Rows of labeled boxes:
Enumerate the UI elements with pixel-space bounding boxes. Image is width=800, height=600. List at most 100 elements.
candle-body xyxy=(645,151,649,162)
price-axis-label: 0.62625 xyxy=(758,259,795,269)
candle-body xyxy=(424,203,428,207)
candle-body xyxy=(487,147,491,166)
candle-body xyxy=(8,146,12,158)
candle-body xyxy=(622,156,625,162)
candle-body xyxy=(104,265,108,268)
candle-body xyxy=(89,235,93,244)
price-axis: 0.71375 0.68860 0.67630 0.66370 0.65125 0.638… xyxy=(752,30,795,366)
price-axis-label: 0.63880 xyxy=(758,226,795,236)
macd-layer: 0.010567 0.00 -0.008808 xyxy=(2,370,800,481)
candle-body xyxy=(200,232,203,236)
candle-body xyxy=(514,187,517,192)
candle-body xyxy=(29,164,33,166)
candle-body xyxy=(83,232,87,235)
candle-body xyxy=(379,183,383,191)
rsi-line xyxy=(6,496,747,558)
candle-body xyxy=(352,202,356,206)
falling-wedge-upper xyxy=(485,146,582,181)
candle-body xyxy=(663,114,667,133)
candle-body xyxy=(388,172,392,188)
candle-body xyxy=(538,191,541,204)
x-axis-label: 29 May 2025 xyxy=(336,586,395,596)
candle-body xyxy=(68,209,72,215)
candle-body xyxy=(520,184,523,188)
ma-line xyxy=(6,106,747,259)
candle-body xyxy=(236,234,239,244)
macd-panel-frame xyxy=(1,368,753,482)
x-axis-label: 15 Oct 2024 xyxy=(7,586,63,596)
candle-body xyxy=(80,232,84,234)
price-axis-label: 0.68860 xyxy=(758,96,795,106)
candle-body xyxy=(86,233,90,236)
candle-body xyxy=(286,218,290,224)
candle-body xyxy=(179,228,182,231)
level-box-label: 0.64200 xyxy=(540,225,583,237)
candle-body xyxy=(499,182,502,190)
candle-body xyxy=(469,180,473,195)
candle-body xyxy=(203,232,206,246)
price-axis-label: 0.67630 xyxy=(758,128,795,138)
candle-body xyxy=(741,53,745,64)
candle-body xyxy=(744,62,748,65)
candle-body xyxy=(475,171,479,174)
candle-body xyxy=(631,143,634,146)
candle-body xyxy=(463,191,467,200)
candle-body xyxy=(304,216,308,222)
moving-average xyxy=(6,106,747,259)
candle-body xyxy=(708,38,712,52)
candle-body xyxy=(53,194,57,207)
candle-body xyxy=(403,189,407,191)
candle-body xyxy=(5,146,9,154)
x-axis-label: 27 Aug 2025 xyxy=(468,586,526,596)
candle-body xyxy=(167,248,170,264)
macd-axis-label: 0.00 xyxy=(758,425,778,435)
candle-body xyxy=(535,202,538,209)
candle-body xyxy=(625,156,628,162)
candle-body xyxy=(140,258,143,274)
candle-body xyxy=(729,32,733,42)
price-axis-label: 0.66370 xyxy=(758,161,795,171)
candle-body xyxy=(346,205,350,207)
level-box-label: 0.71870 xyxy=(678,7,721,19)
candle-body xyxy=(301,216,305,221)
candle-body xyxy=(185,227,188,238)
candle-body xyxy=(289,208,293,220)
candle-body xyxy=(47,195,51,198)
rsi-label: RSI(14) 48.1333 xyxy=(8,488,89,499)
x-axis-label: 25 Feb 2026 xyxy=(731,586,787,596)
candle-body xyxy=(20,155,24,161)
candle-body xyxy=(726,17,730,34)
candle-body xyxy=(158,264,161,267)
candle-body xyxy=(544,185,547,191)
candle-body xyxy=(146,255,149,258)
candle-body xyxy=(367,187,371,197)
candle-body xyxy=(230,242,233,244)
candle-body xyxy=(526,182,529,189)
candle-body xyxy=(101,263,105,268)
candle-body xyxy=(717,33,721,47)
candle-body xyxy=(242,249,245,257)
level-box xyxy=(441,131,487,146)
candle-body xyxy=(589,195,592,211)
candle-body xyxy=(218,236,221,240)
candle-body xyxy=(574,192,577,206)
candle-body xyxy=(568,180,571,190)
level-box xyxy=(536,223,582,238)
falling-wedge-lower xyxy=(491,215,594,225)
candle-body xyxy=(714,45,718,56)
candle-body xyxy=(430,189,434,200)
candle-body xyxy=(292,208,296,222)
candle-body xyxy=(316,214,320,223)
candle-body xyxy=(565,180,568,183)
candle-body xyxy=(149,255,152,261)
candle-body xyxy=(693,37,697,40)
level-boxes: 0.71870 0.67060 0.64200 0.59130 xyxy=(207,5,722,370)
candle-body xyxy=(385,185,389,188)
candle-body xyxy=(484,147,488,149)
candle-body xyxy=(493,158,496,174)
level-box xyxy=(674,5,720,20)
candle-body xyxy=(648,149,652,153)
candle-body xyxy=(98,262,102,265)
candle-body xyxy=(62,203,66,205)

Stated problem: Write out all the rows above word for word, leaving every line unchanged.

Task answer:
Enumerate the UI elements with pixel-space bounding boxes. Image is width=800, height=600. List at most 100 elements.
candle-body xyxy=(645,151,649,162)
price-axis-label: 0.62625 xyxy=(758,259,795,269)
candle-body xyxy=(424,203,428,207)
candle-body xyxy=(487,147,491,166)
candle-body xyxy=(8,146,12,158)
candle-body xyxy=(622,156,625,162)
candle-body xyxy=(104,265,108,268)
candle-body xyxy=(89,235,93,244)
price-axis: 0.71375 0.68860 0.67630 0.66370 0.65125 0.638… xyxy=(752,30,795,366)
price-axis-label: 0.63880 xyxy=(758,226,795,236)
macd-layer: 0.010567 0.00 -0.008808 xyxy=(2,370,800,481)
candle-body xyxy=(200,232,203,236)
candle-body xyxy=(514,187,517,192)
candle-body xyxy=(29,164,33,166)
candle-body xyxy=(83,232,87,235)
candle-body xyxy=(379,183,383,191)
rsi-line xyxy=(6,496,747,558)
candle-body xyxy=(352,202,356,206)
falling-wedge-upper xyxy=(485,146,582,181)
candle-body xyxy=(663,114,667,133)
candle-body xyxy=(388,172,392,188)
candle-body xyxy=(538,191,541,204)
x-axis-label: 29 May 2025 xyxy=(336,586,395,596)
candle-body xyxy=(68,209,72,215)
candle-body xyxy=(520,184,523,188)
ma-line xyxy=(6,106,747,259)
candle-body xyxy=(236,234,239,244)
macd-panel-frame xyxy=(1,368,753,482)
x-axis-label: 15 Oct 2024 xyxy=(7,586,63,596)
candle-body xyxy=(80,232,84,234)
price-axis-label: 0.68860 xyxy=(758,96,795,106)
candle-body xyxy=(86,233,90,236)
candle-body xyxy=(286,218,290,224)
candle-body xyxy=(179,228,182,231)
level-box-label: 0.64200 xyxy=(540,225,583,237)
candle-body xyxy=(499,182,502,190)
candle-body xyxy=(469,180,473,195)
candle-body xyxy=(203,232,206,246)
price-axis-label: 0.67630 xyxy=(758,128,795,138)
candle-body xyxy=(741,53,745,64)
candle-body xyxy=(744,62,748,65)
candle-body xyxy=(475,171,479,174)
candle-body xyxy=(631,143,634,146)
candle-body xyxy=(463,191,467,200)
candle-body xyxy=(304,216,308,222)
moving-average xyxy=(6,106,747,259)
candle-body xyxy=(708,38,712,52)
candle-body xyxy=(53,194,57,207)
candle-body xyxy=(403,189,407,191)
candle-body xyxy=(5,146,9,154)
x-axis-label: 27 Aug 2025 xyxy=(468,586,526,596)
candle-body xyxy=(167,248,170,264)
macd-axis-label: 0.00 xyxy=(758,425,778,435)
candle-body xyxy=(535,202,538,209)
candle-body xyxy=(625,156,628,162)
candle-body xyxy=(140,258,143,274)
candle-body xyxy=(729,32,733,42)
price-axis-label: 0.66370 xyxy=(758,161,795,171)
candle-body xyxy=(346,205,350,207)
level-box-label: 0.71870 xyxy=(678,7,721,19)
candle-body xyxy=(301,216,305,221)
candle-body xyxy=(185,227,188,238)
candle-body xyxy=(289,208,293,220)
candle-body xyxy=(47,195,51,198)
rsi-label: RSI(14) 48.1333 xyxy=(8,488,89,499)
x-axis-label: 25 Feb 2026 xyxy=(731,586,787,596)
candle-body xyxy=(20,155,24,161)
candle-body xyxy=(726,17,730,34)
candle-body xyxy=(158,264,161,267)
candle-body xyxy=(544,185,547,191)
candle-body xyxy=(146,255,149,258)
candle-body xyxy=(367,187,371,197)
candle-body xyxy=(230,242,233,244)
candle-body xyxy=(526,182,529,189)
candle-body xyxy=(101,263,105,268)
candle-body xyxy=(717,33,721,47)
candle-body xyxy=(242,249,245,257)
level-box xyxy=(441,131,487,146)
candle-body xyxy=(589,195,592,211)
candle-body xyxy=(218,236,221,240)
candle-body xyxy=(574,192,577,206)
candle-body xyxy=(568,180,571,190)
level-box xyxy=(536,223,582,238)
falling-wedge-lower xyxy=(491,215,594,225)
candle-body xyxy=(714,45,718,56)
candle-body xyxy=(430,189,434,200)
candle-body xyxy=(292,208,296,222)
candle-body xyxy=(316,214,320,223)
candle-body xyxy=(565,180,568,183)
candle-body xyxy=(149,255,152,261)
candle-body xyxy=(693,37,697,40)
level-boxes: 0.71870 0.67060 0.64200 0.59130 xyxy=(207,5,722,370)
candle-body xyxy=(385,185,389,188)
candle-body xyxy=(484,147,488,149)
candle-body xyxy=(493,158,496,174)
level-box xyxy=(674,5,720,20)
candle-body xyxy=(648,149,652,153)
candle-body xyxy=(98,262,102,265)
candle-body xyxy=(62,203,66,205)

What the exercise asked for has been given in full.